* **Task brief**
From the entries below, extract every line that includes the word "руководителю".

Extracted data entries

..........

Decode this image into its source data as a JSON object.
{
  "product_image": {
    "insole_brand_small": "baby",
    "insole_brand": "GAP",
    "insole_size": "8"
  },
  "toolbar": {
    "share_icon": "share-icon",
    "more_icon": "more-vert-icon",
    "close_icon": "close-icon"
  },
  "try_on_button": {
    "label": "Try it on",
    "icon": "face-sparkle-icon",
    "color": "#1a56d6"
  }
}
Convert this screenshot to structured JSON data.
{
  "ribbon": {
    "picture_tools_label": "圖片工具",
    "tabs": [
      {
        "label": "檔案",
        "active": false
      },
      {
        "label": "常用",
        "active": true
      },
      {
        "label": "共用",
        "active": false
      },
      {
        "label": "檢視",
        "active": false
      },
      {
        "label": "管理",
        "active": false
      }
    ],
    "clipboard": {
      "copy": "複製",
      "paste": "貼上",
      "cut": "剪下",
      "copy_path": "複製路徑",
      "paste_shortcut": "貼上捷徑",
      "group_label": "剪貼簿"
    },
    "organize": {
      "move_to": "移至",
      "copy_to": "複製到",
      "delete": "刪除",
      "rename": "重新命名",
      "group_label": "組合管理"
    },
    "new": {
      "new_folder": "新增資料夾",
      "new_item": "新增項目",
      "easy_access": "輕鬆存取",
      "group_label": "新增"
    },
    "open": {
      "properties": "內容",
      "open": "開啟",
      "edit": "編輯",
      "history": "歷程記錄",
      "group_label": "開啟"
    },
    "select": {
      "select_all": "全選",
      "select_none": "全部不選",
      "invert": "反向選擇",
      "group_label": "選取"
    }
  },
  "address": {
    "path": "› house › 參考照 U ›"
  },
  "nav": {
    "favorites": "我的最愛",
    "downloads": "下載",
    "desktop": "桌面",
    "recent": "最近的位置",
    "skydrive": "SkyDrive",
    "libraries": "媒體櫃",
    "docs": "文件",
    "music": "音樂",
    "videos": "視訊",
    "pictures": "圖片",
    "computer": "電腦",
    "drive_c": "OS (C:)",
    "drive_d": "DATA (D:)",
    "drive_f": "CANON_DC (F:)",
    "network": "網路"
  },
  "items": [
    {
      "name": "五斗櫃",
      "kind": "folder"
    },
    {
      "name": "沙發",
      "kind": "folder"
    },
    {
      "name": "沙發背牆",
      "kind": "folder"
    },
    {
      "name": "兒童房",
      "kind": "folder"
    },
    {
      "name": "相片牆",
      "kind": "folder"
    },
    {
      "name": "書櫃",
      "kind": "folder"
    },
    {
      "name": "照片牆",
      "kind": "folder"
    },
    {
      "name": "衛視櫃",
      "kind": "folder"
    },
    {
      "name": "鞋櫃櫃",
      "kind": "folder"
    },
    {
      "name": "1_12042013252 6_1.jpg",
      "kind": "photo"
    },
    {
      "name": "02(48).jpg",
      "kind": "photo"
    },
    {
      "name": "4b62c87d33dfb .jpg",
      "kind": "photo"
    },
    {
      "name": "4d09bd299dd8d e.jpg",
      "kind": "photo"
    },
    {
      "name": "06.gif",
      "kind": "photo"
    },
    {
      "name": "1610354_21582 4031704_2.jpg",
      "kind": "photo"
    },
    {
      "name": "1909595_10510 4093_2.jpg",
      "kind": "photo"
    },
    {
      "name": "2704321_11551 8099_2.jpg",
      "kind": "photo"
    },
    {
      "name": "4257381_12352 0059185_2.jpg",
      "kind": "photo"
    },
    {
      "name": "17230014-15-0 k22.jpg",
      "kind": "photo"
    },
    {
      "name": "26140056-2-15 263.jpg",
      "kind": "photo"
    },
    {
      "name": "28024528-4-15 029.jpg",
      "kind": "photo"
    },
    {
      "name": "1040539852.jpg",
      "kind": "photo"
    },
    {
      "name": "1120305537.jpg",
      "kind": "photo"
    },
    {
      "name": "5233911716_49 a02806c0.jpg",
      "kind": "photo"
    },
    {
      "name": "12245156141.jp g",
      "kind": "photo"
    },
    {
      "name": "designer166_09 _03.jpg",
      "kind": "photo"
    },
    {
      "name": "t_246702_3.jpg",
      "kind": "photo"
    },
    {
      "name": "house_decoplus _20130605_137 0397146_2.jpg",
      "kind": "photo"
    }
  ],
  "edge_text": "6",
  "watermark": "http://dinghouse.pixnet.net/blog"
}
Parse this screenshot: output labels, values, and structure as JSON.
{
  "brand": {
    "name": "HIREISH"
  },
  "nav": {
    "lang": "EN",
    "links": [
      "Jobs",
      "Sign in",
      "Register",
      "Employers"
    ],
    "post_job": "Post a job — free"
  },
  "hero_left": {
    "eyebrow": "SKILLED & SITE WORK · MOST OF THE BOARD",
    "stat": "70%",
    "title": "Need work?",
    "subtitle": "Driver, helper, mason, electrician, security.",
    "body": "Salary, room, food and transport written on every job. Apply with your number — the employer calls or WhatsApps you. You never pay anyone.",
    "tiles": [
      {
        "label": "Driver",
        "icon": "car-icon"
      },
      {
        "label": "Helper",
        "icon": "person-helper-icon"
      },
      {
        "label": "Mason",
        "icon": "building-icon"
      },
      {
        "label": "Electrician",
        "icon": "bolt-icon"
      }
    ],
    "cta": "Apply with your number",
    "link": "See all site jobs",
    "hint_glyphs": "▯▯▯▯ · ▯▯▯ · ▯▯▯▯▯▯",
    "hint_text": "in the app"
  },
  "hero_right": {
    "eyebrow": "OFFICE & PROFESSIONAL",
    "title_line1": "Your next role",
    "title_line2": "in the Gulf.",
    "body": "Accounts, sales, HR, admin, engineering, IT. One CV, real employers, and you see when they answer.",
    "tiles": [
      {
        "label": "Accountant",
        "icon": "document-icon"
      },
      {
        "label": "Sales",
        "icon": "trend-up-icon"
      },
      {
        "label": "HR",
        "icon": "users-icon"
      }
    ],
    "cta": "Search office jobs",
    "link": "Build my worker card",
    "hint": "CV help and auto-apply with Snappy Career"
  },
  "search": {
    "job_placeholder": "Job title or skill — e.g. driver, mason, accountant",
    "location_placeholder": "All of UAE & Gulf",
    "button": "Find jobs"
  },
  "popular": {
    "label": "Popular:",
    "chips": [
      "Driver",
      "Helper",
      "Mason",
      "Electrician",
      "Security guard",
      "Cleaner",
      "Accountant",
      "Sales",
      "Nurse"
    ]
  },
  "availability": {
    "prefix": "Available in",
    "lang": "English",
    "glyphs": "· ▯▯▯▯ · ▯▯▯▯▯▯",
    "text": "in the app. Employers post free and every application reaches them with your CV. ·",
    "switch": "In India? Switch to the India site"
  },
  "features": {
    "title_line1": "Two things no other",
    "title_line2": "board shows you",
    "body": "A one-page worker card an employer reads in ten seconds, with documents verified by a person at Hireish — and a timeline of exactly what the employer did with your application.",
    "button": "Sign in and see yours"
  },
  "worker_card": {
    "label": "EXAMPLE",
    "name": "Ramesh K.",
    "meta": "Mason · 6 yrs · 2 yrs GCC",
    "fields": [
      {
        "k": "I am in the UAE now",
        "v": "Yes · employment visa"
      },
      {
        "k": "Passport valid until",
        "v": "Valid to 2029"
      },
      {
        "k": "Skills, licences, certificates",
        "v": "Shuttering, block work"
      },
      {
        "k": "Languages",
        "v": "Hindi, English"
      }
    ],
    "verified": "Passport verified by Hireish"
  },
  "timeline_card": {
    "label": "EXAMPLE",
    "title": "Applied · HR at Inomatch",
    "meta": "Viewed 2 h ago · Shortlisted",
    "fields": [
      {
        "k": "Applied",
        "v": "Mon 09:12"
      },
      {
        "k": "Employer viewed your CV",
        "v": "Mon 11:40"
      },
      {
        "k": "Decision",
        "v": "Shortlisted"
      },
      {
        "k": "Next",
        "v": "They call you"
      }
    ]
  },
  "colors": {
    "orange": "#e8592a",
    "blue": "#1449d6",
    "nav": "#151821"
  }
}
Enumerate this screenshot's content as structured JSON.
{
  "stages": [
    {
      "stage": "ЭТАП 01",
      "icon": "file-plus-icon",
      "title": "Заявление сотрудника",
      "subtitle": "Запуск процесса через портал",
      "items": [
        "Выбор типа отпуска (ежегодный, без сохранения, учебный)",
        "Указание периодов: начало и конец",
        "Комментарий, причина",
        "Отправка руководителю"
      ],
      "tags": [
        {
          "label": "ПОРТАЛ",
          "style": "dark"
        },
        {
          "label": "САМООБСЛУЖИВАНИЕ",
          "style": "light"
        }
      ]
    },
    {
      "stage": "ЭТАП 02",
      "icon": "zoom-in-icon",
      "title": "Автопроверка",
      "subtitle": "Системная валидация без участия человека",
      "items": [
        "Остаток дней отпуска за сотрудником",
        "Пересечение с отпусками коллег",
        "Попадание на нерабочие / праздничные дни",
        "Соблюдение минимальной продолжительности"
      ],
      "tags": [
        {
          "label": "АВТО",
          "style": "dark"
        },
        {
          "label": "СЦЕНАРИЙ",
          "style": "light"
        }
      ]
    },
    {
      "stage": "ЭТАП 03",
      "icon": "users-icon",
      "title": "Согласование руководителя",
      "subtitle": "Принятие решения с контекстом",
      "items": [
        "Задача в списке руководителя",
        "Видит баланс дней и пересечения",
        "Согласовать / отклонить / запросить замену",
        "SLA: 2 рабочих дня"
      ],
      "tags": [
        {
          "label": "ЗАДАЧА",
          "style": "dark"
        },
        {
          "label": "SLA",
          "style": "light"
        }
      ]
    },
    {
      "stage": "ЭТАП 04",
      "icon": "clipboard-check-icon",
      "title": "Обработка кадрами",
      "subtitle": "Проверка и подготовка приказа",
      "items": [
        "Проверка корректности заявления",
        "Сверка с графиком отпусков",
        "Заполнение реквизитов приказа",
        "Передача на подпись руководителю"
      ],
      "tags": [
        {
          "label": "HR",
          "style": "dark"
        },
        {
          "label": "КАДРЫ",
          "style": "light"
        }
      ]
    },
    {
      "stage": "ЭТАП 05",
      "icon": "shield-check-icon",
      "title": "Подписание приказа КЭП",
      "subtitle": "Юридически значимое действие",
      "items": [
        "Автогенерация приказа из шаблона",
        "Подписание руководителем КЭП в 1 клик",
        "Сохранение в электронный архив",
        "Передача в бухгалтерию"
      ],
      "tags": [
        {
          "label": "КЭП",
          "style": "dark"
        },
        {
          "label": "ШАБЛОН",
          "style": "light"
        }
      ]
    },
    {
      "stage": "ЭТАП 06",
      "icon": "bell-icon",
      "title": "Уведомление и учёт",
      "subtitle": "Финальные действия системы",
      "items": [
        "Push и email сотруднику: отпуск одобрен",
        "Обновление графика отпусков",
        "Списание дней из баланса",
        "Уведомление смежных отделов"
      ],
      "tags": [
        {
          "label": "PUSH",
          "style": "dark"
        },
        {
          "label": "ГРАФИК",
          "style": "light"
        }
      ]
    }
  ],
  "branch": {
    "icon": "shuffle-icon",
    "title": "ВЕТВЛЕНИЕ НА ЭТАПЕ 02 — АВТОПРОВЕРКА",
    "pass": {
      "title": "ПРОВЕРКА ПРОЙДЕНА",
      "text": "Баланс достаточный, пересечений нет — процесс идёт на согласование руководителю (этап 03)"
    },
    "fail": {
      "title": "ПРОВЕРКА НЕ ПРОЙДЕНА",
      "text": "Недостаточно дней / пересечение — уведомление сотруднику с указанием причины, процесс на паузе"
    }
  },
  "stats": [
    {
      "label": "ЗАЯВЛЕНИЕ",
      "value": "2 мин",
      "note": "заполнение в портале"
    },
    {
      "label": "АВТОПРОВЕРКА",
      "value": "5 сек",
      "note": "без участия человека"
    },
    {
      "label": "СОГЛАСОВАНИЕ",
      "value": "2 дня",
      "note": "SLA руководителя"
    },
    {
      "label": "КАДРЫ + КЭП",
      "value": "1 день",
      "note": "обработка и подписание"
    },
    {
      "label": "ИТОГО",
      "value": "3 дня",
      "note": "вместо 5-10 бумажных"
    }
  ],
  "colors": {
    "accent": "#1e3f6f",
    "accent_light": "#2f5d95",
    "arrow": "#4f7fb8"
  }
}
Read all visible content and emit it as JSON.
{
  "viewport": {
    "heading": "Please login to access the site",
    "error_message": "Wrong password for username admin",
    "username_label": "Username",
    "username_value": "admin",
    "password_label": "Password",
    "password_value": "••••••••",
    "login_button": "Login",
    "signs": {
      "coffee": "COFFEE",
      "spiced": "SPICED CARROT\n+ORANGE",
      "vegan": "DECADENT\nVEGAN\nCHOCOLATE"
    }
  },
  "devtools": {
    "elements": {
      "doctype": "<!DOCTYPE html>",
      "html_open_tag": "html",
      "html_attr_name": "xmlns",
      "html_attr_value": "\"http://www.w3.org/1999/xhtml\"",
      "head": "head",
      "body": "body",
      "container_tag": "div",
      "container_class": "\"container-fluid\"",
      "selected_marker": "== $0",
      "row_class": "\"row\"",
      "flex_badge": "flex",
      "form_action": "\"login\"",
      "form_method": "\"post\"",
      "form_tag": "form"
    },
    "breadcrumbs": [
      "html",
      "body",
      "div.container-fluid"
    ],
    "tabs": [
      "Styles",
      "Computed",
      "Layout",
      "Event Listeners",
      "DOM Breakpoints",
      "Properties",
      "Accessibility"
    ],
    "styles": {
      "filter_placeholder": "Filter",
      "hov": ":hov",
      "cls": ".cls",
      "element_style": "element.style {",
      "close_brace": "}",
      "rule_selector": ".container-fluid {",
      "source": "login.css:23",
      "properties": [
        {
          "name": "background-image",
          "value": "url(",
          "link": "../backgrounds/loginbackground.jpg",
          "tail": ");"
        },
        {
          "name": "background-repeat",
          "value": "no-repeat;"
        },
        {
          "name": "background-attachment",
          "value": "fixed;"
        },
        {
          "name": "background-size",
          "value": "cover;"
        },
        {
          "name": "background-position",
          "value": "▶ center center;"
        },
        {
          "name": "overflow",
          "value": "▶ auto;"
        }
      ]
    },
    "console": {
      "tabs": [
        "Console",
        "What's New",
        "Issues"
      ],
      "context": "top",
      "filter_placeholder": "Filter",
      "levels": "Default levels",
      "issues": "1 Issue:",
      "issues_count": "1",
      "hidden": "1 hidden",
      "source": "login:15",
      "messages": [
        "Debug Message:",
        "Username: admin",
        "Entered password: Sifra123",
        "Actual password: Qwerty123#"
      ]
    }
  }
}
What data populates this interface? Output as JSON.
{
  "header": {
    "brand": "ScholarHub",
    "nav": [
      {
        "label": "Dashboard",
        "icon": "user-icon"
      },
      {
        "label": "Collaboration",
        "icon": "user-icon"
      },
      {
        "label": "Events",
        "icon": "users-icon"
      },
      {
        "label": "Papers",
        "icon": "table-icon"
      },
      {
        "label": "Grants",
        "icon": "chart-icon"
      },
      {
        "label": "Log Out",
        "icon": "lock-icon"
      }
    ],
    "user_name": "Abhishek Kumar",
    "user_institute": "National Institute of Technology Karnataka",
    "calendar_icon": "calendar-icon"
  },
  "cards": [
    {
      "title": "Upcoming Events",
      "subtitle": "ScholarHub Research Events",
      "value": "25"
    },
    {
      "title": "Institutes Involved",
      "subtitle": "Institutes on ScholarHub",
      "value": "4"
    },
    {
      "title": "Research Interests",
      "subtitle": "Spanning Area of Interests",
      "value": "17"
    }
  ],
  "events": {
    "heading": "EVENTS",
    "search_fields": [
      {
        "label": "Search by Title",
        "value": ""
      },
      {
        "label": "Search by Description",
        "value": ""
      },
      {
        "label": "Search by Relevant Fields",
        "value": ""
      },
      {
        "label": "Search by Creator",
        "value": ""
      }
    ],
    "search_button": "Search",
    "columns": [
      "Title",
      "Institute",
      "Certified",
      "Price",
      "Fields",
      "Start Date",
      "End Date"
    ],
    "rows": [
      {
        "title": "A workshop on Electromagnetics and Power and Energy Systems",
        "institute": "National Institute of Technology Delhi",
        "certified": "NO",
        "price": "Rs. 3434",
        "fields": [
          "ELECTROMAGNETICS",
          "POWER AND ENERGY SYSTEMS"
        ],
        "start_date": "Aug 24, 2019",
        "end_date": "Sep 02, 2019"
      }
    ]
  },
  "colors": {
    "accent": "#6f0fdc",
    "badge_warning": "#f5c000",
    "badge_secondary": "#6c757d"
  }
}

..........

* **Solution below**
        "Отправка руководителю"
        "Передача на подпись руководителю"
      "text": "Баланс достаточный, пересечений нет — процесс идёт на согласование руководителю (этап 03)"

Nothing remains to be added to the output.